<<<<

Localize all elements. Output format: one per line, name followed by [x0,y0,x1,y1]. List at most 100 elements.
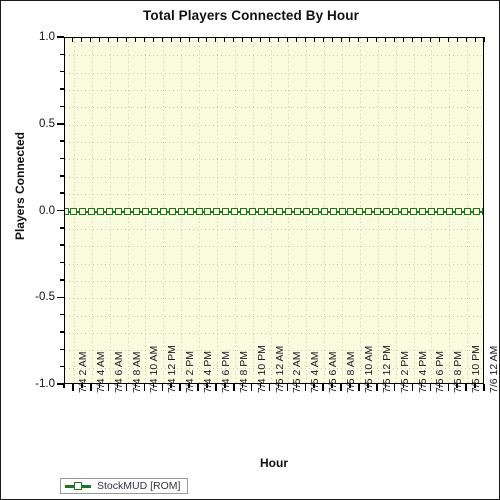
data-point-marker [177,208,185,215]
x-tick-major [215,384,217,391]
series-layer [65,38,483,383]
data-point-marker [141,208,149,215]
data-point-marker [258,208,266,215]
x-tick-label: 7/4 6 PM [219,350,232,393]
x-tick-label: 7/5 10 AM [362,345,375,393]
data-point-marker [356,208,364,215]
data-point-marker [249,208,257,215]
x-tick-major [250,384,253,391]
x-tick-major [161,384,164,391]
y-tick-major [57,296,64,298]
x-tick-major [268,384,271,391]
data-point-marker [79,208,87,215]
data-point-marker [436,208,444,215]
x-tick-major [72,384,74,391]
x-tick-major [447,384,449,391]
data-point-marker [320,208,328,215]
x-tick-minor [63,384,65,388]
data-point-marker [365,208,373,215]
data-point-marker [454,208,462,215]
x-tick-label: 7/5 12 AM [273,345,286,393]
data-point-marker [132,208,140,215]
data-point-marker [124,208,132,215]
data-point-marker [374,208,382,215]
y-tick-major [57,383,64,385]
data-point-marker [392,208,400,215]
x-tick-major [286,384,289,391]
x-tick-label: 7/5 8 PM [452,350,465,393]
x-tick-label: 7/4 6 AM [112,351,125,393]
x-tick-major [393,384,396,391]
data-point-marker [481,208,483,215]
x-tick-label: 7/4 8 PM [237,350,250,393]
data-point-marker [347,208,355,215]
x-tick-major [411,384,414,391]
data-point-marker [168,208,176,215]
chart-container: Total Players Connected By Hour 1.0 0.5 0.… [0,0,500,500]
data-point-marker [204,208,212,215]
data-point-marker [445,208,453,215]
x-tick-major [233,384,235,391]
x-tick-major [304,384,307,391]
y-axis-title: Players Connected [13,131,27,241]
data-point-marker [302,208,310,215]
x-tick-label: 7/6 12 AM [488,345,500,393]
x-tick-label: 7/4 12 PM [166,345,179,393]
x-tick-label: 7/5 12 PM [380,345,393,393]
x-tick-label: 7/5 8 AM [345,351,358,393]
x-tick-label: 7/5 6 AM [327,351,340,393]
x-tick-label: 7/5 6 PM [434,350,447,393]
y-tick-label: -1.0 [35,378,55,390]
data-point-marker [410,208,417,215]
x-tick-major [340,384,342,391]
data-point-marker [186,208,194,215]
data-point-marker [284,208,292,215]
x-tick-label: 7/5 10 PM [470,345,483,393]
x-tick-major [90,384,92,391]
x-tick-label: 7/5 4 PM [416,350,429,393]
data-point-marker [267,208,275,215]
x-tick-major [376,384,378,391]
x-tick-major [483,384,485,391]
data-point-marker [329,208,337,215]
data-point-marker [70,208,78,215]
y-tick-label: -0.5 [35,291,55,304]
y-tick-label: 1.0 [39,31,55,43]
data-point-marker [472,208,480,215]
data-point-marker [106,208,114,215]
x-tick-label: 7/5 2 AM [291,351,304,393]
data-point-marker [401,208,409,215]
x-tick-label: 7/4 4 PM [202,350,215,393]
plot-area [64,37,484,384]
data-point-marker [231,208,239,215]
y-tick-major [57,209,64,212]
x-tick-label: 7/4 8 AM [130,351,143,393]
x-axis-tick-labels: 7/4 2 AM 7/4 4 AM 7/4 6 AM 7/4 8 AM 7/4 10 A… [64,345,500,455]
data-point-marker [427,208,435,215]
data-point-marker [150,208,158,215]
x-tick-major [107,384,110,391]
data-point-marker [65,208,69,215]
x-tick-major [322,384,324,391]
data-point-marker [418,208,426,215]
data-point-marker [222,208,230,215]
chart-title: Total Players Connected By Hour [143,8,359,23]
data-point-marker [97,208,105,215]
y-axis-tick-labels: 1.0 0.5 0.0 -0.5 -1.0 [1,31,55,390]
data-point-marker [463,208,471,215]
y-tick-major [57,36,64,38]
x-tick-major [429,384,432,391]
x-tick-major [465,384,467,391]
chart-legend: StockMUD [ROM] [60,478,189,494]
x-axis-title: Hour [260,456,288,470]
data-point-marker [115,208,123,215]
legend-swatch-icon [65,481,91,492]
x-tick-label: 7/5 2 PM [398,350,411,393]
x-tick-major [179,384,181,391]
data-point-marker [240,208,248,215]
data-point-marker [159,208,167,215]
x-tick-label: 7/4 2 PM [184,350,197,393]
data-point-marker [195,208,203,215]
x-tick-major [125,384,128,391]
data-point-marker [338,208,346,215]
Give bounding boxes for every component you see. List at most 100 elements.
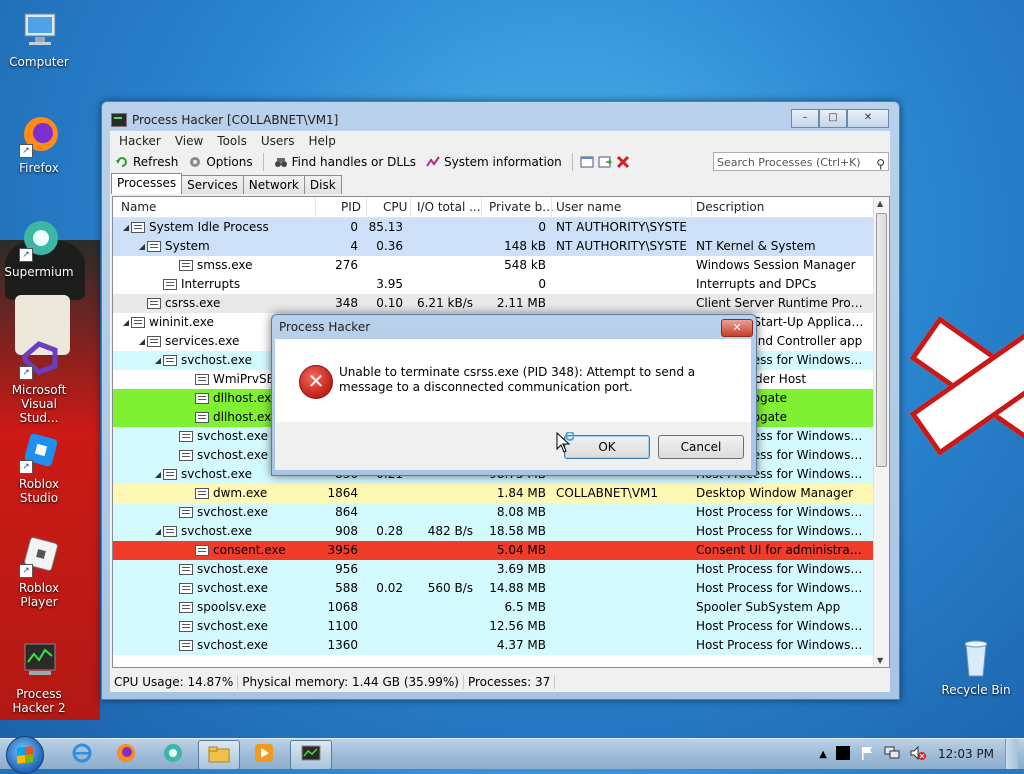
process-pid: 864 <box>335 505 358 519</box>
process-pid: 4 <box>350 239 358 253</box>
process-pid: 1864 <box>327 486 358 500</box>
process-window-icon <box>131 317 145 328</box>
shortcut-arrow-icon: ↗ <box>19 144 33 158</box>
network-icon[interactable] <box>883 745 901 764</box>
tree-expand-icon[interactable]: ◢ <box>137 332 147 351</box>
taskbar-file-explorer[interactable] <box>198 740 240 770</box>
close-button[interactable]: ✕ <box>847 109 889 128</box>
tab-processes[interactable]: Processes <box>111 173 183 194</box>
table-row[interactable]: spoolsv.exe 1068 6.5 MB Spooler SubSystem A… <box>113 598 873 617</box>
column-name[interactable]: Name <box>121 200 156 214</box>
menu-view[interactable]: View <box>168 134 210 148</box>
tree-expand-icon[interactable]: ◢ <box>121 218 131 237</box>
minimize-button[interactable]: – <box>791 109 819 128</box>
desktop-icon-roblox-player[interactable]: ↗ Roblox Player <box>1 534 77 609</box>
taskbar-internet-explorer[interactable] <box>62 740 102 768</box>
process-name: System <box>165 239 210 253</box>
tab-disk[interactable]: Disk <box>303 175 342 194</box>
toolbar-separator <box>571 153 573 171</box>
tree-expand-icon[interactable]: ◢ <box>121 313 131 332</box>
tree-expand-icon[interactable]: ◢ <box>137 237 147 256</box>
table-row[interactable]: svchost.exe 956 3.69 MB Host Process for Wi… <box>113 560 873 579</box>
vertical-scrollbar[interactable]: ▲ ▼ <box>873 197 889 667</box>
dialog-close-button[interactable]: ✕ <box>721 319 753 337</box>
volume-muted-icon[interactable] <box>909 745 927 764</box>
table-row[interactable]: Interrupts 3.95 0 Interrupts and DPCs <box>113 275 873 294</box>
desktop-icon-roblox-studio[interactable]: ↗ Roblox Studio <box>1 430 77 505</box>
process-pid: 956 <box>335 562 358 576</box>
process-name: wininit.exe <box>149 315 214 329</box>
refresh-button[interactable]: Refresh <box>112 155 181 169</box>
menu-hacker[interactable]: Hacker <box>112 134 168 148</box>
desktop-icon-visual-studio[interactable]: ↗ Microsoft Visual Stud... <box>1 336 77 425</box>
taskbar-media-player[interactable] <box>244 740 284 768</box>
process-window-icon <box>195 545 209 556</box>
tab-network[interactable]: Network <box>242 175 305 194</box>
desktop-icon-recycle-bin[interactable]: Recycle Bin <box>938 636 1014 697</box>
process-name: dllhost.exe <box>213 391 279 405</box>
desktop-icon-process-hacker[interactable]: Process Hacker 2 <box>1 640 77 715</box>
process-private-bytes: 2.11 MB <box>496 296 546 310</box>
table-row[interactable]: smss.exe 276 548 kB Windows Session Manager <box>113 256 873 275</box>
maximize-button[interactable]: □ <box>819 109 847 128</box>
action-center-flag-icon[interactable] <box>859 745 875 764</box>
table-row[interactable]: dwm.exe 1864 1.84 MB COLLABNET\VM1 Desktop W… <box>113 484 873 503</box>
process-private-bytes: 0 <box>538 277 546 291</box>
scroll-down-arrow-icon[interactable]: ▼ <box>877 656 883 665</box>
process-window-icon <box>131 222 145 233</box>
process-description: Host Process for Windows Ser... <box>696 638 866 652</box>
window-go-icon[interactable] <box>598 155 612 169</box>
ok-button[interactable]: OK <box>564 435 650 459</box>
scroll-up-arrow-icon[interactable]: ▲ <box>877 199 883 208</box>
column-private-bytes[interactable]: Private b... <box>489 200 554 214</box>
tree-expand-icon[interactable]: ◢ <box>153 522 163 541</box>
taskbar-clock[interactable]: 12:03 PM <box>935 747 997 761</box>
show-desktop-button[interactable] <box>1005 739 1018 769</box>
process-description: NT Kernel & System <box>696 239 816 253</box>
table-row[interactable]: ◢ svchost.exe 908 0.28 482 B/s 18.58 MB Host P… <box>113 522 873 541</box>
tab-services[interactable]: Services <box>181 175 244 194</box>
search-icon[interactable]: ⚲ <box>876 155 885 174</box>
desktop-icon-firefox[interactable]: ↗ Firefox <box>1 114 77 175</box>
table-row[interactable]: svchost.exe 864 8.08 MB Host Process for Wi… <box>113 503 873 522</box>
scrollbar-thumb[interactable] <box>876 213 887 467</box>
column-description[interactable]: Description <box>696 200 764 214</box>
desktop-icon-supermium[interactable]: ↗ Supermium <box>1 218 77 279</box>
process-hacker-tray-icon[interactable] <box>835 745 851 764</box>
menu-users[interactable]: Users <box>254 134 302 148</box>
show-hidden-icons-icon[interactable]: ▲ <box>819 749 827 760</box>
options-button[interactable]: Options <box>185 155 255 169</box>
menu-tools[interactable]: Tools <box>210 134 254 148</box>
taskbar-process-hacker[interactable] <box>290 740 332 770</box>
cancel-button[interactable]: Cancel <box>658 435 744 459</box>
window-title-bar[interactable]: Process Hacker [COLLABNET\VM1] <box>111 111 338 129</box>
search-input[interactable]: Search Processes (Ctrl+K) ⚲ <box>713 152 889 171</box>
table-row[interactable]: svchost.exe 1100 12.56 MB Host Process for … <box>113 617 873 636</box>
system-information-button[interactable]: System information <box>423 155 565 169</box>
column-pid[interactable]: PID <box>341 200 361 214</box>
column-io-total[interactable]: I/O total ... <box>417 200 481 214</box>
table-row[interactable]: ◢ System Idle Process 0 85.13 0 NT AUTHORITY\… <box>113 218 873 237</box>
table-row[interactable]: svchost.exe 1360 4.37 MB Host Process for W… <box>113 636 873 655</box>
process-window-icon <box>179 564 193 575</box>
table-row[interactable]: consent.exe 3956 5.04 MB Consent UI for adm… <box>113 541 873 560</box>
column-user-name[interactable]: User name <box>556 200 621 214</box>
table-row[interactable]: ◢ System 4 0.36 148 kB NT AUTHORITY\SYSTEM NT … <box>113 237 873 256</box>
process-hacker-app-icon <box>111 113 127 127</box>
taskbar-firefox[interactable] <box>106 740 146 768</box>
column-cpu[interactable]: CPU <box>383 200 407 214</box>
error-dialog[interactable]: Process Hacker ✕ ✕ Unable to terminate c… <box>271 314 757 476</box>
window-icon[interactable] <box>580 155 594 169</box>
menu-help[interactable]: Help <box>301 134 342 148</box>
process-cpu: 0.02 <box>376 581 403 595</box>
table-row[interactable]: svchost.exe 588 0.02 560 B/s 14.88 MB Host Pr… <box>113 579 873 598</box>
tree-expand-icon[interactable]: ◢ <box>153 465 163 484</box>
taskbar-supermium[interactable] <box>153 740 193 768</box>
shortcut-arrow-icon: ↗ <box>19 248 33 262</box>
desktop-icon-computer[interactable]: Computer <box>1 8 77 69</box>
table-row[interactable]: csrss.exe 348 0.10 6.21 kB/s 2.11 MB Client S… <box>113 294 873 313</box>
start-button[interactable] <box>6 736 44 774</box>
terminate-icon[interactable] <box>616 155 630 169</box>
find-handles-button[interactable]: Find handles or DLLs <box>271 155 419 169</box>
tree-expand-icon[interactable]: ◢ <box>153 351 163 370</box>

>>>>

__PROMPT__: Return, unchanged, the lines of the records from the line with "data-point-marker [177,208,185,215]" up to and including the line with "chart-container: Total Players".

__WORKED SOLUTION__:
data-point-marker [177,208,185,215]
x-tick-major [215,384,217,391]
series-layer [65,38,483,383]
data-point-marker [141,208,149,215]
data-point-marker [258,208,266,215]
x-tick-label: 7/4 6 PM [219,350,232,393]
x-tick-label: 7/5 10 AM [362,345,375,393]
data-point-marker [356,208,364,215]
data-point-marker [249,208,257,215]
x-tick-major [250,384,253,391]
x-tick-major [161,384,164,391]
y-tick-major [57,296,64,298]
x-tick-major [268,384,271,391]
data-point-marker [79,208,87,215]
data-point-marker [436,208,444,215]
x-tick-major [72,384,74,391]
x-tick-major [447,384,449,391]
data-point-marker [320,208,328,215]
x-tick-minor [63,384,65,388]
data-point-marker [365,208,373,215]
data-point-marker [454,208,462,215]
x-tick-label: 7/5 12 AM [273,345,286,393]
data-point-marker [132,208,140,215]
data-point-marker [124,208,132,215]
data-point-marker [374,208,382,215]
y-tick-major [57,383,64,385]
data-point-marker [392,208,400,215]
x-tick-major [286,384,289,391]
x-tick-label: 7/5 8 PM [452,350,465,393]
x-tick-label: 7/4 6 AM [112,351,125,393]
x-tick-major [393,384,396,391]
data-point-marker [481,208,483,215]
x-tick-label: 7/4 8 PM [237,350,250,393]
data-point-marker [347,208,355,215]
x-tick-major [411,384,414,391]
data-point-marker [168,208,176,215]
chart-container: Total Players Connected By Hour 1.0 0.5 0.… [0,0,500,500]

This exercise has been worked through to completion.